GIVEN DATA:
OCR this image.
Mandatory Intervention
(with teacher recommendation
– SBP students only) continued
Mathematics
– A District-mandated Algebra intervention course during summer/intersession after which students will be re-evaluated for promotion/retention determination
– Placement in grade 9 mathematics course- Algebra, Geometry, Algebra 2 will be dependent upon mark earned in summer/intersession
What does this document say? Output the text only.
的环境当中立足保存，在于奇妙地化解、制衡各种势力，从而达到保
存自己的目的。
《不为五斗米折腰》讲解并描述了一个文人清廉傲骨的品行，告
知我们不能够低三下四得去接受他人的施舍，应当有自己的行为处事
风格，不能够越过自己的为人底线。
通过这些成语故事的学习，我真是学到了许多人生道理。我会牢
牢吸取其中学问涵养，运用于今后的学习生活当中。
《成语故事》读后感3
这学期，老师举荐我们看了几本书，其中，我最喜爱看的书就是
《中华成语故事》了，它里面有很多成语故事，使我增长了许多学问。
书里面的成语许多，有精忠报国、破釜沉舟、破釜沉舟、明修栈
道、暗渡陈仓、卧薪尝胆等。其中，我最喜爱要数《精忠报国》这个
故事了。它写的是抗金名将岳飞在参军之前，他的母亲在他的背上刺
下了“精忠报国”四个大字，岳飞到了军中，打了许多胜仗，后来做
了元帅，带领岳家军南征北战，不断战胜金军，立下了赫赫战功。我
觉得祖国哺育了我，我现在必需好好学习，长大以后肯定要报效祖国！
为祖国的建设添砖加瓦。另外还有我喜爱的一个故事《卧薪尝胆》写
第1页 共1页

PROBLEM TO WORK ON:
From the records above, extract each line exactly as shown.

WRITTEN REPLY:
OCR this image.
Mandatory Intervention
(with teacher recommendation
– SBP students only) continued
Mathematics
– A District-mandated Algebra intervention course during summer/intersession after which students will be re-evaluated for promotion/retention determination
– Placement in grade 9 mathematics course- Algebra, Geometry, Algebra 2 will be dependent upon mark earned in summer/intersession
What does this document say? Output the text only.
的环境当中立足保存，在于奇妙地化解、制衡各种势力，从而达到保
存自己的目的。
《不为五斗米折腰》讲解并描述了一个文人清廉傲骨的品行，告
知我们不能够低三下四得去接受他人的施舍，应当有自己的行为处事
风格，不能够越过自己的为人底线。
通过这些成语故事的学习，我真是学到了许多人生道理。我会牢
牢吸取其中学问涵养，运用于今后的学习生活当中。
《成语故事》读后感3
这学期，老师举荐我们看了几本书，其中，我最喜爱看的书就是
《中华成语故事》了，它里面有很多成语故事，使我增长了许多学问。
书里面的成语许多，有精忠报国、破釜沉舟、破釜沉舟、明修栈
道、暗渡陈仓、卧薪尝胆等。其中，我最喜爱要数《精忠报国》这个
故事了。它写的是抗金名将岳飞在参军之前，他的母亲在他的背上刺
下了“精忠报国”四个大字，岳飞到了军中，打了许多胜仗，后来做
了元帅，带领岳家军南征北战，不断战胜金军，立下了赫赫战功。我
觉得祖国哺育了我，我现在必需好好学习，长大以后肯定要报效祖国！
为祖国的建设添砖加瓦。另外还有我喜爱的一个故事《卧薪尝胆》写
第1页 共1页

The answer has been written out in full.